> [Goal]:
Copy each of the entries below faithfully, setting aside any pictures.

— begin Supplied records —

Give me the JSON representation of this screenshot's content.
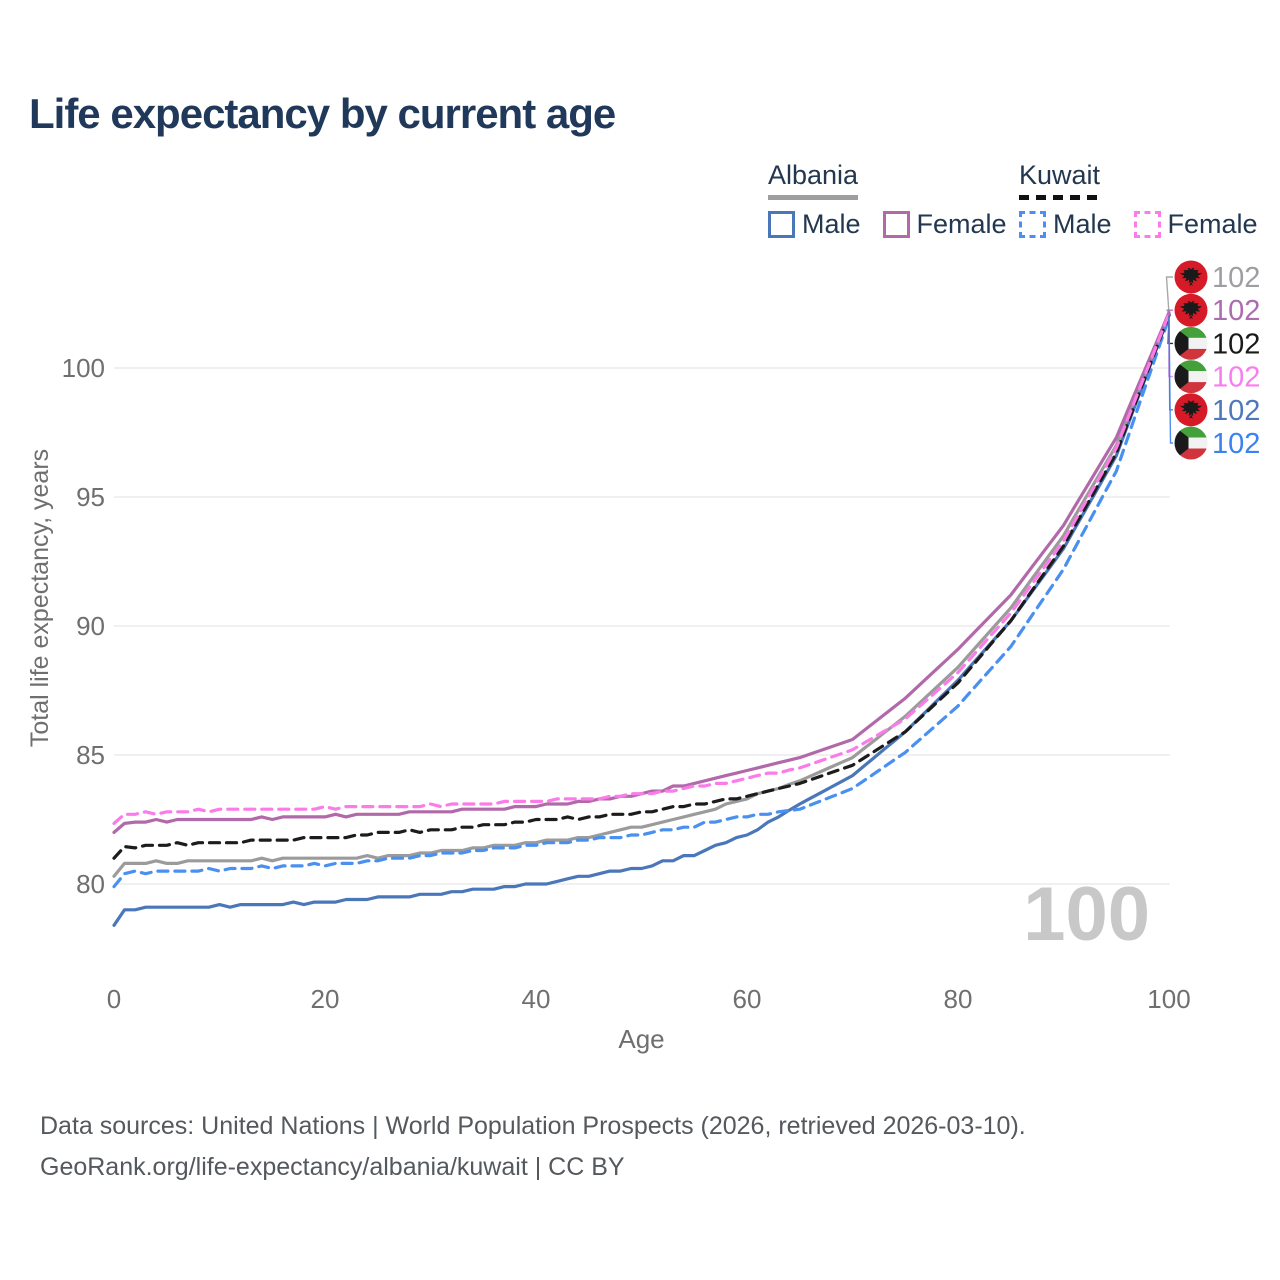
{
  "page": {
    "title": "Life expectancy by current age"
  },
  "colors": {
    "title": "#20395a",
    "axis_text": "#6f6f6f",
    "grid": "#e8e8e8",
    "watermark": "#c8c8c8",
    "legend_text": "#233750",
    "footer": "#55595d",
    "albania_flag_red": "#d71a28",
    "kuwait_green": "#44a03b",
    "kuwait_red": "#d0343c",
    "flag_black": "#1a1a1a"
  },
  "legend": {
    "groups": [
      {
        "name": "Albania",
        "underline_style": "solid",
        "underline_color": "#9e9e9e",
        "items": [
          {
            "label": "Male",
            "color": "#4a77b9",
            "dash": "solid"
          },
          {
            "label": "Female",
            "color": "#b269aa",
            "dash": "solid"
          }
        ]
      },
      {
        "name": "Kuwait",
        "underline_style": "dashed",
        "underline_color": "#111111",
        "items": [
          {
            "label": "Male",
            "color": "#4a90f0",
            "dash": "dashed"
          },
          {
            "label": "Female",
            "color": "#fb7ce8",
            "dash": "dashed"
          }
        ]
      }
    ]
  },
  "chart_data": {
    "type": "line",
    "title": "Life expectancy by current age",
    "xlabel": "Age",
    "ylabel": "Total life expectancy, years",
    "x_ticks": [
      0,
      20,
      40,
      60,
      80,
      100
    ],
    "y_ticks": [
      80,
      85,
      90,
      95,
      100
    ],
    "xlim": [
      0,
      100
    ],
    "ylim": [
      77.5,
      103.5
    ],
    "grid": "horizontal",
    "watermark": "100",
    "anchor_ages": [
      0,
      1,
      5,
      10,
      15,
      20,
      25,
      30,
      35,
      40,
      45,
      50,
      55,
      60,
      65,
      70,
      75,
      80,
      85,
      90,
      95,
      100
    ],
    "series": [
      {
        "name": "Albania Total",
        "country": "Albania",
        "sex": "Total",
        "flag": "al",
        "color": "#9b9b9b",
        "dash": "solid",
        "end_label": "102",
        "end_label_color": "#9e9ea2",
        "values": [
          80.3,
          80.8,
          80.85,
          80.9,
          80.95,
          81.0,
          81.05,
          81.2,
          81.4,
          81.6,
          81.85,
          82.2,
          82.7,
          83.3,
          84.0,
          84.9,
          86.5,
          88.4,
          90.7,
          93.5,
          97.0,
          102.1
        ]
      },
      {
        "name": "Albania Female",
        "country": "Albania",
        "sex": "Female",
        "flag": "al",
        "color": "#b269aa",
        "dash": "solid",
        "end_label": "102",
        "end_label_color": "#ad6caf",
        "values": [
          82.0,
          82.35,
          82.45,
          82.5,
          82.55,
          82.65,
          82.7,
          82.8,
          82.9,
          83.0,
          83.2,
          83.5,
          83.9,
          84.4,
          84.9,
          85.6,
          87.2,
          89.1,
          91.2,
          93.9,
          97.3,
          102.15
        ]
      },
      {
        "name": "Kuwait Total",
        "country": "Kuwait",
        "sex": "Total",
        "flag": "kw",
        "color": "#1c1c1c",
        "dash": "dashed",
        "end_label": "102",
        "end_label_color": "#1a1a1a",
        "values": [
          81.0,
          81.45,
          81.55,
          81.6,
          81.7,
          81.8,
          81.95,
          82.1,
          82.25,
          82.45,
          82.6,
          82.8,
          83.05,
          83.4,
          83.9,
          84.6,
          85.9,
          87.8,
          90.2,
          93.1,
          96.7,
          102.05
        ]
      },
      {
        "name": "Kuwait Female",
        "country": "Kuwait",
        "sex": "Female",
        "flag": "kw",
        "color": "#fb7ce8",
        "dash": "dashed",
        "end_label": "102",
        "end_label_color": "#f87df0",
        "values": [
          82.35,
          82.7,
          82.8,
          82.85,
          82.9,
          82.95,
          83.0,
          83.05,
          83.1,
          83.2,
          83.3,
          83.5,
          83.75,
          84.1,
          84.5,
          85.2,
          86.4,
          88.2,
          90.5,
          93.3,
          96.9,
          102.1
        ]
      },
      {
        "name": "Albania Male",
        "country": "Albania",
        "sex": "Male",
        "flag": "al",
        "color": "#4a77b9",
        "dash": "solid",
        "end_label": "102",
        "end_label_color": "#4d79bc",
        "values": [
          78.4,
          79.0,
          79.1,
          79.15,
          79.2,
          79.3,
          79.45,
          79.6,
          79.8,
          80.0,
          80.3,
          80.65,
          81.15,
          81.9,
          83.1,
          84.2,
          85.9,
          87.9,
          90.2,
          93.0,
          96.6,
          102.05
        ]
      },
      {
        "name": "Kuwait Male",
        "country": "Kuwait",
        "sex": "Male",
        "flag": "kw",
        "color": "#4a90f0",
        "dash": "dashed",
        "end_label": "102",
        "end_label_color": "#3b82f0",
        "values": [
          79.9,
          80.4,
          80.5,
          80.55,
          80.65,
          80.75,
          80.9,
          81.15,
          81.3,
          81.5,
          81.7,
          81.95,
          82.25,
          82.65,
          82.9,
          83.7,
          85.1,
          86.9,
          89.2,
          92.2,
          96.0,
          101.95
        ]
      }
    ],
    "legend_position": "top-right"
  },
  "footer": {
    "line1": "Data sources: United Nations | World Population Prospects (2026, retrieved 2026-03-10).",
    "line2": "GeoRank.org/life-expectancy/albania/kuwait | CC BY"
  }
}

— end Supplied records —

> [The solution]:
Give me the JSON representation of this screenshot's content.
{
  "page": {
    "title": "Life expectancy by current age"
  },
  "colors": {
    "title": "#20395a",
    "axis_text": "#6f6f6f",
    "grid": "#e8e8e8",
    "watermark": "#c8c8c8",
    "legend_text": "#233750",
    "footer": "#55595d",
    "albania_flag_red": "#d71a28",
    "kuwait_green": "#44a03b",
    "kuwait_red": "#d0343c",
    "flag_black": "#1a1a1a"
  },
  "legend": {
    "groups": [
      {
        "name": "Albania",
        "underline_style": "solid",
        "underline_color": "#9e9e9e",
        "items": [
          {
            "label": "Male",
            "color": "#4a77b9",
            "dash": "solid"
          },
          {
            "label": "Female",
            "color": "#b269aa",
            "dash": "solid"
          }
        ]
      },
      {
        "name": "Kuwait",
        "underline_style": "dashed",
        "underline_color": "#111111",
        "items": [
          {
            "label": "Male",
            "color": "#4a90f0",
            "dash": "dashed"
          },
          {
            "label": "Female",
            "color": "#fb7ce8",
            "dash": "dashed"
          }
        ]
      }
    ]
  },
  "chart_data": {
    "type": "line",
    "title": "Life expectancy by current age",
    "xlabel": "Age",
    "ylabel": "Total life expectancy, years",
    "x_ticks": [
      0,
      20,
      40,
      60,
      80,
      100
    ],
    "y_ticks": [
      80,
      85,
      90,
      95,
      100
    ],
    "xlim": [
      0,
      100
    ],
    "ylim": [
      77.5,
      103.5
    ],
    "grid": "horizontal",
    "watermark": "100",
    "anchor_ages": [
      0,
      1,
      5,
      10,
      15,
      20,
      25,
      30,
      35,
      40,
      45,
      50,
      55,
      60,
      65,
      70,
      75,
      80,
      85,
      90,
      95,
      100
    ],
    "series": [
      {
        "name": "Albania Total",
        "country": "Albania",
        "sex": "Total",
        "flag": "al",
        "color": "#9b9b9b",
        "dash": "solid",
        "end_label": "102",
        "end_label_color": "#9e9ea2",
        "values": [
          80.3,
          80.8,
          80.85,
          80.9,
          80.95,
          81.0,
          81.05,
          81.2,
          81.4,
          81.6,
          81.85,
          82.2,
          82.7,
          83.3,
          84.0,
          84.9,
          86.5,
          88.4,
          90.7,
          93.5,
          97.0,
          102.1
        ]
      },
      {
        "name": "Albania Female",
        "country": "Albania",
        "sex": "Female",
        "flag": "al",
        "color": "#b269aa",
        "dash": "solid",
        "end_label": "102",
        "end_label_color": "#ad6caf",
        "values": [
          82.0,
          82.35,
          82.45,
          82.5,
          82.55,
          82.65,
          82.7,
          82.8,
          82.9,
          83.0,
          83.2,
          83.5,
          83.9,
          84.4,
          84.9,
          85.6,
          87.2,
          89.1,
          91.2,
          93.9,
          97.3,
          102.15
        ]
      },
      {
        "name": "Kuwait Total",
        "country": "Kuwait",
        "sex": "Total",
        "flag": "kw",
        "color": "#1c1c1c",
        "dash": "dashed",
        "end_label": "102",
        "end_label_color": "#1a1a1a",
        "values": [
          81.0,
          81.45,
          81.55,
          81.6,
          81.7,
          81.8,
          81.95,
          82.1,
          82.25,
          82.45,
          82.6,
          82.8,
          83.05,
          83.4,
          83.9,
          84.6,
          85.9,
          87.8,
          90.2,
          93.1,
          96.7,
          102.05
        ]
      },
      {
        "name": "Kuwait Female",
        "country": "Kuwait",
        "sex": "Female",
        "flag": "kw",
        "color": "#fb7ce8",
        "dash": "dashed",
        "end_label": "102",
        "end_label_color": "#f87df0",
        "values": [
          82.35,
          82.7,
          82.8,
          82.85,
          82.9,
          82.95,
          83.0,
          83.05,
          83.1,
          83.2,
          83.3,
          83.5,
          83.75,
          84.1,
          84.5,
          85.2,
          86.4,
          88.2,
          90.5,
          93.3,
          96.9,
          102.1
        ]
      },
      {
        "name": "Albania Male",
        "country": "Albania",
        "sex": "Male",
        "flag": "al",
        "color": "#4a77b9",
        "dash": "solid",
        "end_label": "102",
        "end_label_color": "#4d79bc",
        "values": [
          78.4,
          79.0,
          79.1,
          79.15,
          79.2,
          79.3,
          79.45,
          79.6,
          79.8,
          80.0,
          80.3,
          80.65,
          81.15,
          81.9,
          83.1,
          84.2,
          85.9,
          87.9,
          90.2,
          93.0,
          96.6,
          102.05
        ]
      },
      {
        "name": "Kuwait Male",
        "country": "Kuwait",
        "sex": "Male",
        "flag": "kw",
        "color": "#4a90f0",
        "dash": "dashed",
        "end_label": "102",
        "end_label_color": "#3b82f0",
        "values": [
          79.9,
          80.4,
          80.5,
          80.55,
          80.65,
          80.75,
          80.9,
          81.15,
          81.3,
          81.5,
          81.7,
          81.95,
          82.25,
          82.65,
          82.9,
          83.7,
          85.1,
          86.9,
          89.2,
          92.2,
          96.0,
          101.95
        ]
      }
    ],
    "legend_position": "top-right"
  },
  "footer": {
    "line1": "Data sources: United Nations | World Population Prospects (2026, retrieved 2026-03-10).",
    "line2": "GeoRank.org/life-expectancy/albania/kuwait | CC BY"
  }
}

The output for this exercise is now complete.